__PROBLEM__. What is the number of lines in these entries that contain "субсидий"? State it alone.

** START **

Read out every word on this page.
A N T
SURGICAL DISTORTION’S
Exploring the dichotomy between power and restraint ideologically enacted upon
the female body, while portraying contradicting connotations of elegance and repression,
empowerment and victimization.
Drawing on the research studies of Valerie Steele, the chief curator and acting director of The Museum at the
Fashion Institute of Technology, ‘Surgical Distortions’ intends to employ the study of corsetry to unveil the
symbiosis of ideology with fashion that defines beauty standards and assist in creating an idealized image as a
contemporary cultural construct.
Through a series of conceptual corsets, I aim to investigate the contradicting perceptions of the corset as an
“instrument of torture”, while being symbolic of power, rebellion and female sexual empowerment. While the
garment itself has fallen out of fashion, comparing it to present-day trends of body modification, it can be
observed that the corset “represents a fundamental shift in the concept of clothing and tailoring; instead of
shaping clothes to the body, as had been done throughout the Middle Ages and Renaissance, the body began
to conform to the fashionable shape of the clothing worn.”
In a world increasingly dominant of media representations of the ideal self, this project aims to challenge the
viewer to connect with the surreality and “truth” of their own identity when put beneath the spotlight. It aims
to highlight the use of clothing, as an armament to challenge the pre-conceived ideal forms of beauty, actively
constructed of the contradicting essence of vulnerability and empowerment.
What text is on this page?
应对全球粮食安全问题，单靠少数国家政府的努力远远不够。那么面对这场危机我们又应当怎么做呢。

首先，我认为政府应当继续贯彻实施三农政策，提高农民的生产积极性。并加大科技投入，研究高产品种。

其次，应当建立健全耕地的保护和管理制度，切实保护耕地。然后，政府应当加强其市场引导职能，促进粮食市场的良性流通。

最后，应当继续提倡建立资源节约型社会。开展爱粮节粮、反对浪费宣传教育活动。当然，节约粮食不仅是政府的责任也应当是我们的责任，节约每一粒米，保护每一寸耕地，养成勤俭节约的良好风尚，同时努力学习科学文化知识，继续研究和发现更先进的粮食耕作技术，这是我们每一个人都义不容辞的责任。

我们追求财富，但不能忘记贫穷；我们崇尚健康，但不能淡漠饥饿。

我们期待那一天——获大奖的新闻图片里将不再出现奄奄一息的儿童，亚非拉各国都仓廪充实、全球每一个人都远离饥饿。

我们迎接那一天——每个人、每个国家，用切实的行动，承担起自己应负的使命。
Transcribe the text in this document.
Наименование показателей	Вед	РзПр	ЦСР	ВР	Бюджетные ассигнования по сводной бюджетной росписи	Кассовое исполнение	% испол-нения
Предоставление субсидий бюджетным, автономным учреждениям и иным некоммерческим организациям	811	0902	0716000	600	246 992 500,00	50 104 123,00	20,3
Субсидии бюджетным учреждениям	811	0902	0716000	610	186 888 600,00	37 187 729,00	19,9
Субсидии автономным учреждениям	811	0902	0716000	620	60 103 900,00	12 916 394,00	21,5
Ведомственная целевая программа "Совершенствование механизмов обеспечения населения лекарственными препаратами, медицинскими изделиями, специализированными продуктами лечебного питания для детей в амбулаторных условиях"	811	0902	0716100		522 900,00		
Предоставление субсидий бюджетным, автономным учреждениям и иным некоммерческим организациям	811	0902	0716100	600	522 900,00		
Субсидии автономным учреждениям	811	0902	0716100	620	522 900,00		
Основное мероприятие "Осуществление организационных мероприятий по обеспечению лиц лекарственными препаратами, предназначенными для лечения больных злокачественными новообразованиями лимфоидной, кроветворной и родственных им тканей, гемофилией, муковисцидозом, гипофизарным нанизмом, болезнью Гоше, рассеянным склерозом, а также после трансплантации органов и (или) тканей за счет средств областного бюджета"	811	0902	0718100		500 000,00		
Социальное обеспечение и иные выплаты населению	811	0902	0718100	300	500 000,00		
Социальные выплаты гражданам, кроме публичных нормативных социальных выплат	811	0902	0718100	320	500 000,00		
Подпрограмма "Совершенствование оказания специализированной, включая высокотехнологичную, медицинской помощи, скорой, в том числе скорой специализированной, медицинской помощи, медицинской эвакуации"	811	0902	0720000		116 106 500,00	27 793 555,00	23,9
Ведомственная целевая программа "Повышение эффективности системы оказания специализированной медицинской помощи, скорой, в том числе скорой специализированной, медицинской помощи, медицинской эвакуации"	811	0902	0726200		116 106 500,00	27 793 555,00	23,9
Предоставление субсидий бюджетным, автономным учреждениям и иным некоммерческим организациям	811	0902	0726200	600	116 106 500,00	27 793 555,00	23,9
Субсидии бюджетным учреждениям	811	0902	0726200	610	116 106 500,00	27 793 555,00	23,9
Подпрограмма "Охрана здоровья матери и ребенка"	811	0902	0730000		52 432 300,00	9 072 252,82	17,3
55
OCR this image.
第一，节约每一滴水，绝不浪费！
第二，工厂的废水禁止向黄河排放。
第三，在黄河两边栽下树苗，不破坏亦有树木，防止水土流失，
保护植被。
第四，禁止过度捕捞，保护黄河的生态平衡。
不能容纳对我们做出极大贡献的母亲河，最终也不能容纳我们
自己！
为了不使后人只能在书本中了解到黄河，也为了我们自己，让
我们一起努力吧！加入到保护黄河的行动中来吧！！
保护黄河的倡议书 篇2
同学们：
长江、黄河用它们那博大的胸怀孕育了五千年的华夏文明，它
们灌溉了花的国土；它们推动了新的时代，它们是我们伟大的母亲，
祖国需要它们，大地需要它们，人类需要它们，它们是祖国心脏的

** END **

__RESULT OF THE TASK__. 3